[Entries with figure data]
%%

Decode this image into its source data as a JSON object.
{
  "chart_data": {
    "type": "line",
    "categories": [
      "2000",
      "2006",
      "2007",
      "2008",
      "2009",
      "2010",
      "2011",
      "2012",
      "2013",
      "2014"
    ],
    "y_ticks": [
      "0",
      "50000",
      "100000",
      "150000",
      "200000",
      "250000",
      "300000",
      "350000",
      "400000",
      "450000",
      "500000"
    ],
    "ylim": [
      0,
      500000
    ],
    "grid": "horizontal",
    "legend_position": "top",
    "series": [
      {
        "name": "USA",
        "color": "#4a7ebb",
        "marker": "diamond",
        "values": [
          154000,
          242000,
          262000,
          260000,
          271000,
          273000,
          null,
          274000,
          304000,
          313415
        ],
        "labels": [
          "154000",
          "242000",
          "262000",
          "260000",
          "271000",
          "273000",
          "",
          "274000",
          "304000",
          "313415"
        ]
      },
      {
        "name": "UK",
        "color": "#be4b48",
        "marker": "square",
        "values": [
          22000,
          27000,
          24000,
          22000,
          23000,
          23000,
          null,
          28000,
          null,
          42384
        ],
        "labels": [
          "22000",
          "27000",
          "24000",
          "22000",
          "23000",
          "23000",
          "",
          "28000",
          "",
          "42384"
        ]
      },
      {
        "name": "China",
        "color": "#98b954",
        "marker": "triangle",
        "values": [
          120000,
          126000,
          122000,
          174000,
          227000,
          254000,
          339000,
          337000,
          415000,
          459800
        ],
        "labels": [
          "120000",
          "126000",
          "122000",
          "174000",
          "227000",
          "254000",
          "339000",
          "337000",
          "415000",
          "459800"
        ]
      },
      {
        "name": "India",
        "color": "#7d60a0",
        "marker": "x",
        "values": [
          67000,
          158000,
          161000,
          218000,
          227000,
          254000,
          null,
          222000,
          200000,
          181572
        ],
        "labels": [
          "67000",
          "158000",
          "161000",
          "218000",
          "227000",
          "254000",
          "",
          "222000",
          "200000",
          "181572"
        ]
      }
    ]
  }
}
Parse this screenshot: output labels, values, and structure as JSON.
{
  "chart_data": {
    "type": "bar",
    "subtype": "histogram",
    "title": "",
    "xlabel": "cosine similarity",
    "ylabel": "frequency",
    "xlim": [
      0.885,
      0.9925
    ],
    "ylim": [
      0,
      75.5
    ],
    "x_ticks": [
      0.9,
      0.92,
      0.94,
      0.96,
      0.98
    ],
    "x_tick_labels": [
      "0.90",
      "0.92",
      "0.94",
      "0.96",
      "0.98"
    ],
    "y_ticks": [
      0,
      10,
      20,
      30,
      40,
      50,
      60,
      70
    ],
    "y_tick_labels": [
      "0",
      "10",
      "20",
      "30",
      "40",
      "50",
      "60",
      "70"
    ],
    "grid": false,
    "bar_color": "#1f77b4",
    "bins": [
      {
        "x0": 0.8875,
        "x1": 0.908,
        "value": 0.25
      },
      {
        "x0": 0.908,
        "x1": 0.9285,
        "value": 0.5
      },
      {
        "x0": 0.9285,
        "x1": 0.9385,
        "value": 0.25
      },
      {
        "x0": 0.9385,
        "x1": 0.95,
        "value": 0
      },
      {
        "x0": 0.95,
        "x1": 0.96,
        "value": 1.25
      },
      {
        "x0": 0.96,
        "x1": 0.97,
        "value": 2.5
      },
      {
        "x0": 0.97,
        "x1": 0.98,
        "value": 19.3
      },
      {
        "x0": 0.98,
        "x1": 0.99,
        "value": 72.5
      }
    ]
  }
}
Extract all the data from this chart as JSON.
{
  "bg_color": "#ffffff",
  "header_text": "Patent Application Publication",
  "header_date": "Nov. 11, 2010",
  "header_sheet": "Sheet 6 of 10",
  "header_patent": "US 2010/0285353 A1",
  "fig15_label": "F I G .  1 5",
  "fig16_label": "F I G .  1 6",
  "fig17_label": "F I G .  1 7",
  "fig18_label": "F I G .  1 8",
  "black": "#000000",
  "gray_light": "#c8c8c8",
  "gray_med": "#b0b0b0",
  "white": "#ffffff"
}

%%

## [WHAT YOU SHOULD DO]
In the entries above, locate every line with the word "this" and copy it.

## [WRITTEN RESPONSE]
Decode this image into its source data as a JSON object.
Parse this screenshot: output labels, values, and structure as JSON.
Extract all the data from this chart as JSON.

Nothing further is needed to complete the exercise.